_EXERCISE AIM_
Collect every line in the records below that contains the word "file".

_INFORMATION PROVIDED_
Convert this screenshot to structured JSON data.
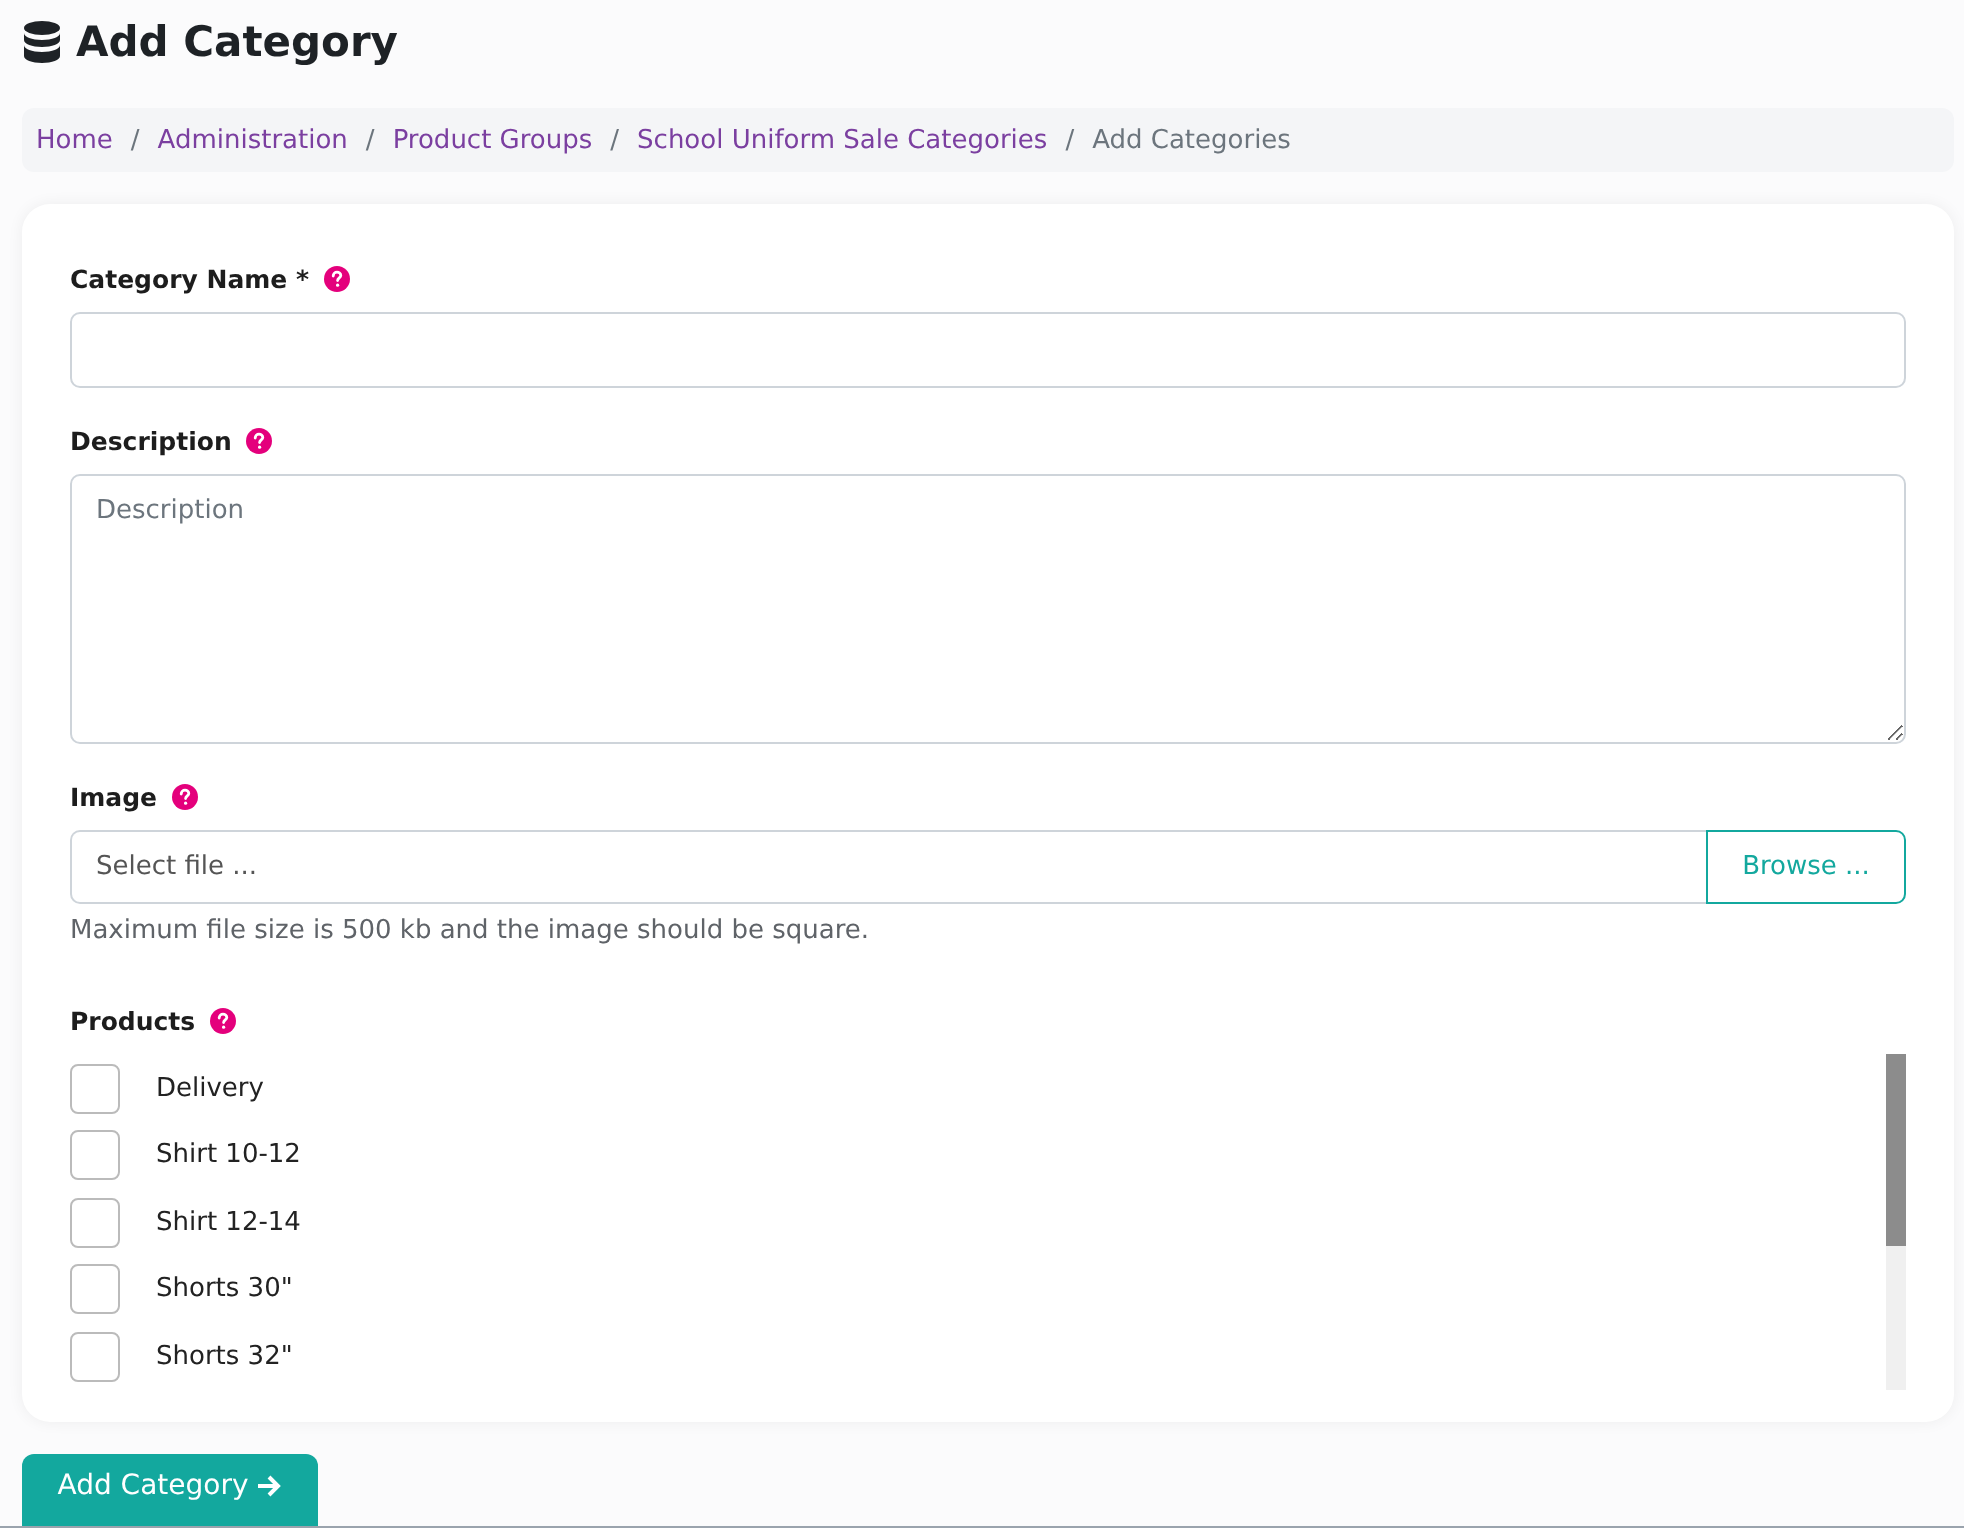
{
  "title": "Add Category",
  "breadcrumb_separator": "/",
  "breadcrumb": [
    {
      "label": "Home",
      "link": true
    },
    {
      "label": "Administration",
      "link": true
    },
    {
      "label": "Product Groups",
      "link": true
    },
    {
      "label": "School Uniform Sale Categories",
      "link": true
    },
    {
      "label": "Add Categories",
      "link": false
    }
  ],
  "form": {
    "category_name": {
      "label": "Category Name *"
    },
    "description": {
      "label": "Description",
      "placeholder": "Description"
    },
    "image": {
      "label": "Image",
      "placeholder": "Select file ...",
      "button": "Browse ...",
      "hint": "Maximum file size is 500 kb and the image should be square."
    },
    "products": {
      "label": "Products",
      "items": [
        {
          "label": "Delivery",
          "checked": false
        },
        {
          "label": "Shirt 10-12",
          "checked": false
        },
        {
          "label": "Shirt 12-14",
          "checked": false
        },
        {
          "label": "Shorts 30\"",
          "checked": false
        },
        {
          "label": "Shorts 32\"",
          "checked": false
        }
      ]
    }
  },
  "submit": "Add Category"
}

* * *

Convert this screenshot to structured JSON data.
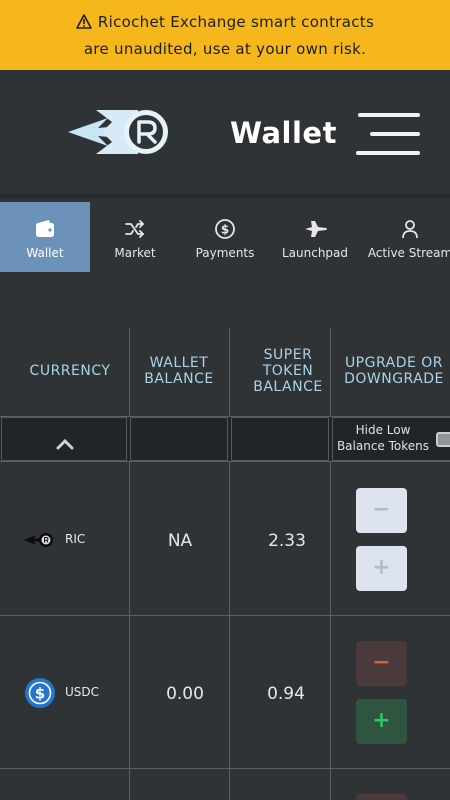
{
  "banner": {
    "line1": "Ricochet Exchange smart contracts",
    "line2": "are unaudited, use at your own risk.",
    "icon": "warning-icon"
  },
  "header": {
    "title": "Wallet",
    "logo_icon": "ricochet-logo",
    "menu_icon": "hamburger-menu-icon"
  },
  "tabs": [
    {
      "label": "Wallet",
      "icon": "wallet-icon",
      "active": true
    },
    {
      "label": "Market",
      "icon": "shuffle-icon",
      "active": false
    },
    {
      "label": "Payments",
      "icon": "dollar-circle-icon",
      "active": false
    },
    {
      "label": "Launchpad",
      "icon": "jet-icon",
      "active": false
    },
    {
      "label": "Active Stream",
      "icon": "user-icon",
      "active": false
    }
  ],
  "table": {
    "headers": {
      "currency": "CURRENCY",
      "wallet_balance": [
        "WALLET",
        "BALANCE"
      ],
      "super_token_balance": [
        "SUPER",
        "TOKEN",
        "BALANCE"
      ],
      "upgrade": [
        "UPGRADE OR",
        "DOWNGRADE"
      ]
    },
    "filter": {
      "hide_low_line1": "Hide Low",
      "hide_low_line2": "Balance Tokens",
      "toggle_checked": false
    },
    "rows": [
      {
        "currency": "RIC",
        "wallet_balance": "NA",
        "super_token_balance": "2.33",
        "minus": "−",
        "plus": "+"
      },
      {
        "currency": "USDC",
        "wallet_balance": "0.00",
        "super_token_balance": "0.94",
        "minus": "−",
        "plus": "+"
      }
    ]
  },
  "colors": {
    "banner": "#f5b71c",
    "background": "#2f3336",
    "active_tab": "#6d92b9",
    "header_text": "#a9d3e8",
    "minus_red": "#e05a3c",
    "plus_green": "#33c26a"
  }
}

_ANSWER TO THIS TASK_
      "placeholder": "Select file ...",
      "hint": "Maximum file size is 500 kb and the image should be square."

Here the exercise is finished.